Copy each line holding the string "this".

* [PROVIDED INFORMATION]:
>> Start

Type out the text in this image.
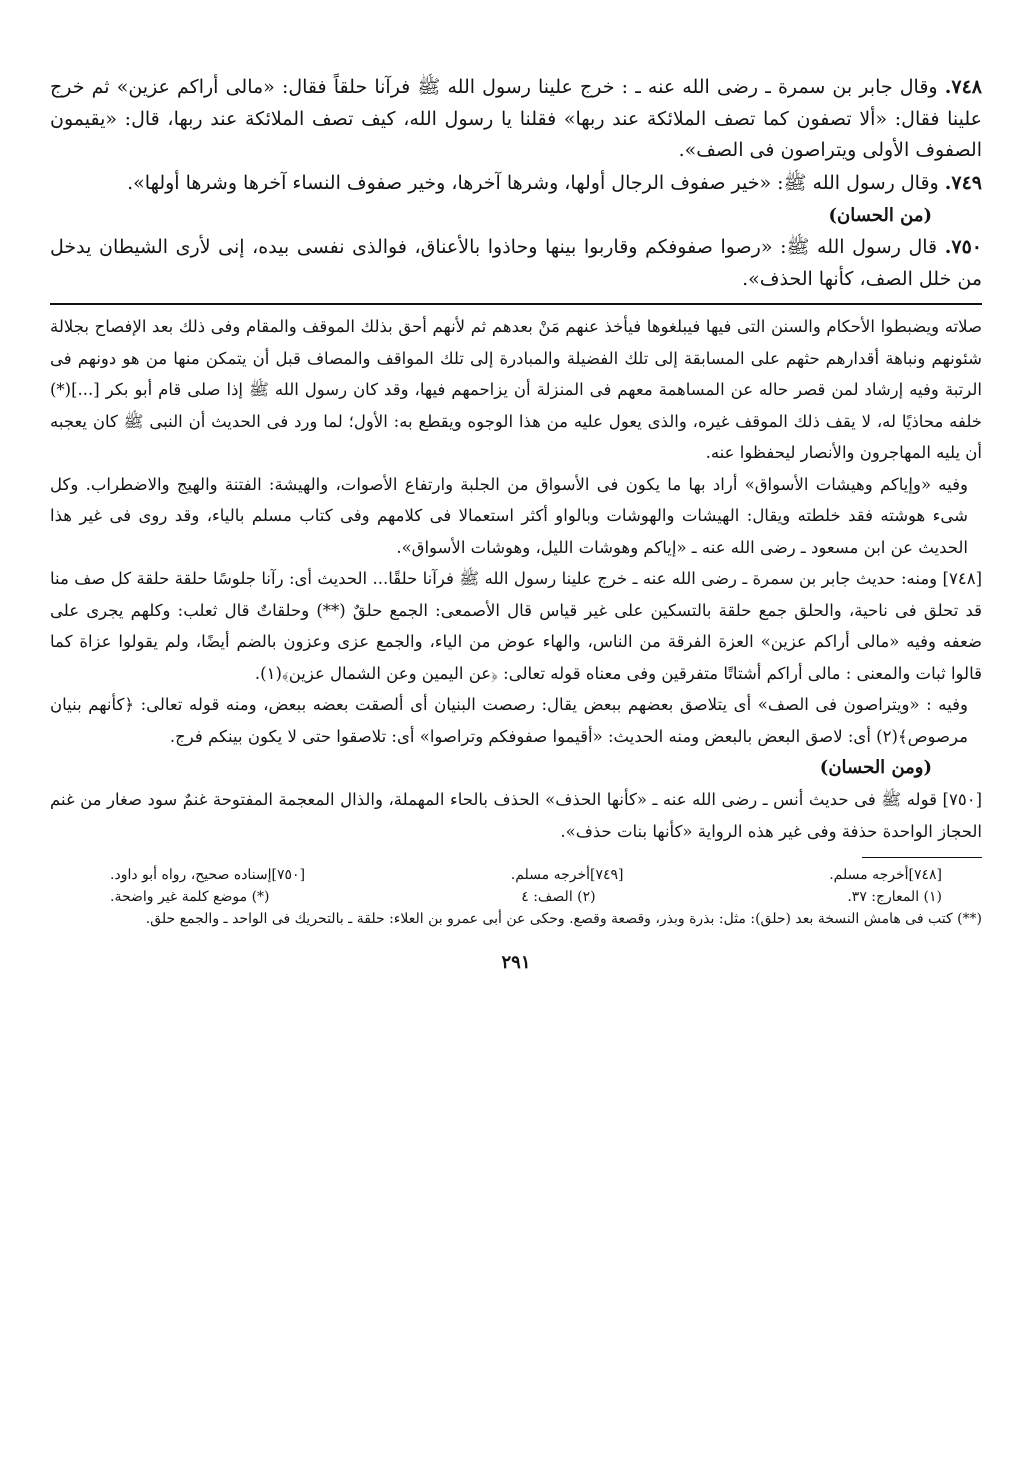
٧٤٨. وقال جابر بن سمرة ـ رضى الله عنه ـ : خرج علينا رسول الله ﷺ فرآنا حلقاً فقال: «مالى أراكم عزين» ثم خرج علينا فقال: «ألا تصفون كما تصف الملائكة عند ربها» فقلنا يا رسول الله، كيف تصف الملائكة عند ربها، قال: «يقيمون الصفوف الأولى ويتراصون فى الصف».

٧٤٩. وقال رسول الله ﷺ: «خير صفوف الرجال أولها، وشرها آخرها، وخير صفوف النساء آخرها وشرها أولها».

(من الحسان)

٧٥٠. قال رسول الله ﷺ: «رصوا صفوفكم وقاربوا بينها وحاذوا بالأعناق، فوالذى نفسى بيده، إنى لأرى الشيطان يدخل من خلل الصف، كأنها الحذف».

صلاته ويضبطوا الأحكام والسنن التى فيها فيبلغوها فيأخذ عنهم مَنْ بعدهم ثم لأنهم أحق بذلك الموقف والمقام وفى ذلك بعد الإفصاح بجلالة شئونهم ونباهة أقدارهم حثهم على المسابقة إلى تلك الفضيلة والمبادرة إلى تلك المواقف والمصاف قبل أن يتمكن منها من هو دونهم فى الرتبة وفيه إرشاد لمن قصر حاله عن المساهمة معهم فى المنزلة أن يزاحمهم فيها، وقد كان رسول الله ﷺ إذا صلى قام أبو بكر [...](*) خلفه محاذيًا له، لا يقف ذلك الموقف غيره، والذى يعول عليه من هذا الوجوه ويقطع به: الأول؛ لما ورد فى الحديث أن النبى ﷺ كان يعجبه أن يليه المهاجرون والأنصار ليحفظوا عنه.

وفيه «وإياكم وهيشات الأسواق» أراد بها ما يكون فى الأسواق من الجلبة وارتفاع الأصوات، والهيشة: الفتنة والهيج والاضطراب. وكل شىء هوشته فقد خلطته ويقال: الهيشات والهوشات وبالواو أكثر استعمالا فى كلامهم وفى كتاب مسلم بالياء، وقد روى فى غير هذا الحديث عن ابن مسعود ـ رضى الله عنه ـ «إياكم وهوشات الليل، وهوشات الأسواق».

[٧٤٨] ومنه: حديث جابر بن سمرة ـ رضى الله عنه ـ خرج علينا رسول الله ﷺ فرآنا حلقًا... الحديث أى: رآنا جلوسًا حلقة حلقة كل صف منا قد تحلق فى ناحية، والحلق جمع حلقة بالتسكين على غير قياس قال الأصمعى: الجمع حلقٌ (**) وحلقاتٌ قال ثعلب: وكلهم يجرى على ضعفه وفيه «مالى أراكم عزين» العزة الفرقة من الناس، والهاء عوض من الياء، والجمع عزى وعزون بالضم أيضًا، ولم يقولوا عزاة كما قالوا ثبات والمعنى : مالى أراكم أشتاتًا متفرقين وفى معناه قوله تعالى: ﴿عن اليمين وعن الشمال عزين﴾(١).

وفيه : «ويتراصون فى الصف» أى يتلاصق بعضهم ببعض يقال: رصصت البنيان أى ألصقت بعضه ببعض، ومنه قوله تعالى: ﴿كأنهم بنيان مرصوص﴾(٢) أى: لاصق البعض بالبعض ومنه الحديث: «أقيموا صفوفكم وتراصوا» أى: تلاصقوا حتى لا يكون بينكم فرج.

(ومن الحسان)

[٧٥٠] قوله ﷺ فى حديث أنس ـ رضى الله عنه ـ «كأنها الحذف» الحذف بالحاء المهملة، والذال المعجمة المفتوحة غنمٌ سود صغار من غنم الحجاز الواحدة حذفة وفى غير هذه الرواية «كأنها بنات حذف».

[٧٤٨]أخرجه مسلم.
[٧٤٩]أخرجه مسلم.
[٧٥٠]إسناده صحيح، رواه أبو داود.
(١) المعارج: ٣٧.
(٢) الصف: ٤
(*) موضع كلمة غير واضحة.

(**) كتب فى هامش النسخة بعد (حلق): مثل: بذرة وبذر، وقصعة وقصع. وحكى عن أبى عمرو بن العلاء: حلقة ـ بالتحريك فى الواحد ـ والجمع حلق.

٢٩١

>> End
>> Start

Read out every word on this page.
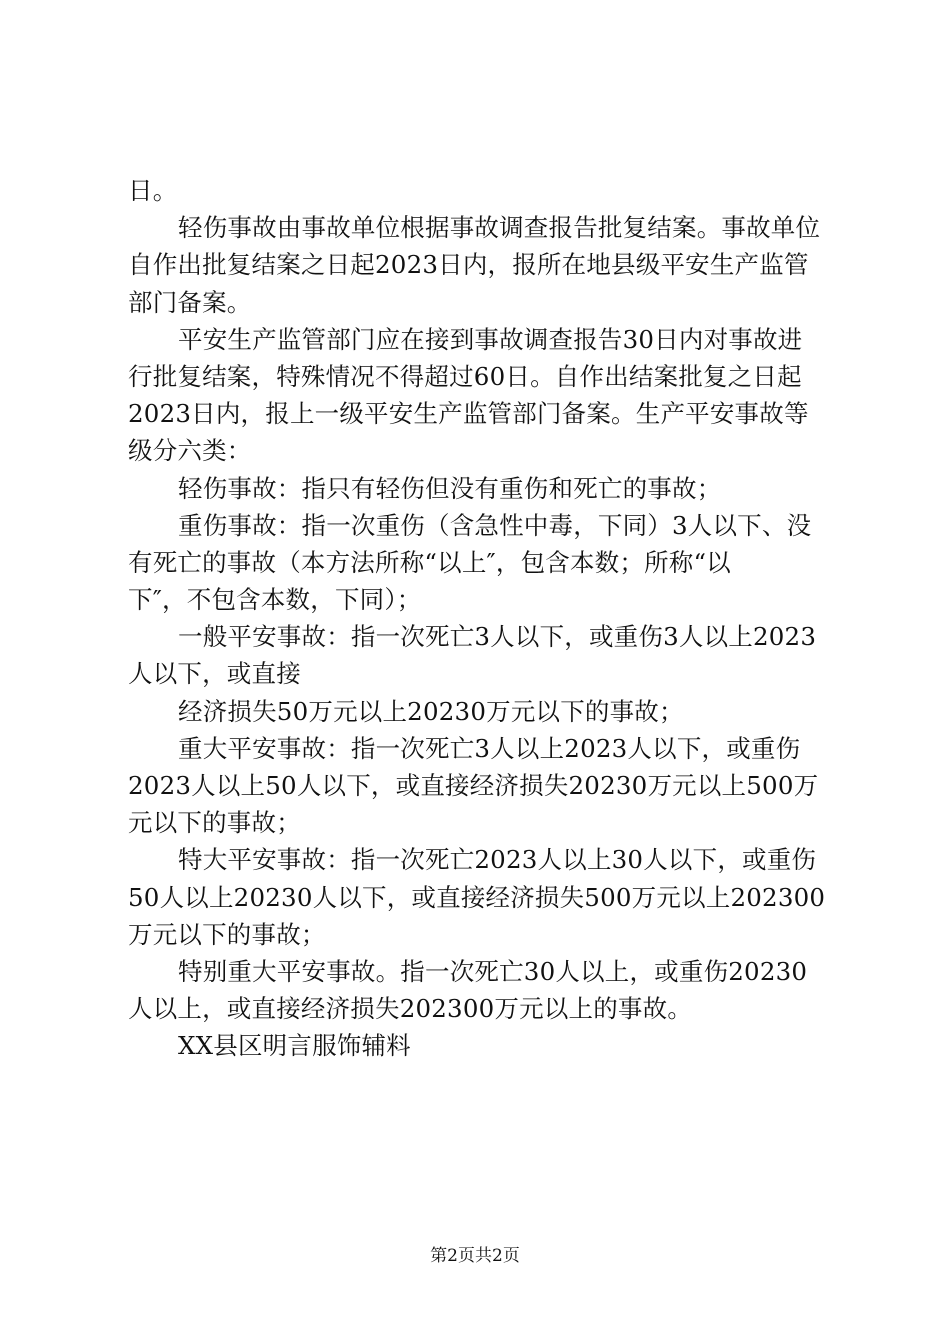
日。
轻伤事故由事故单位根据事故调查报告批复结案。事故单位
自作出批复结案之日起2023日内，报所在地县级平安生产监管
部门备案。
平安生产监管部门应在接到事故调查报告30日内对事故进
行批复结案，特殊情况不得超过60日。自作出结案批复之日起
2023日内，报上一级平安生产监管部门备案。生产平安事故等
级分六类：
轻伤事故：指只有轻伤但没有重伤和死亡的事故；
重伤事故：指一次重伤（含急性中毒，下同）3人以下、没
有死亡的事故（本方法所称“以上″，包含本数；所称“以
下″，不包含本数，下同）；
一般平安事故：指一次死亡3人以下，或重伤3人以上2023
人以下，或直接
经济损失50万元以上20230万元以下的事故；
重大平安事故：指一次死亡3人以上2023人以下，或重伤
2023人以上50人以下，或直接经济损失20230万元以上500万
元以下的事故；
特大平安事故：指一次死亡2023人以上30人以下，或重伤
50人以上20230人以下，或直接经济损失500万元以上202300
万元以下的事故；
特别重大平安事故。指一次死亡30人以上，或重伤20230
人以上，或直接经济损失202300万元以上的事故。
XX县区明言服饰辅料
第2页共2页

>> End

* [WORKED SOLUTION]:
Type out the text in this image.
Read out every word on this page.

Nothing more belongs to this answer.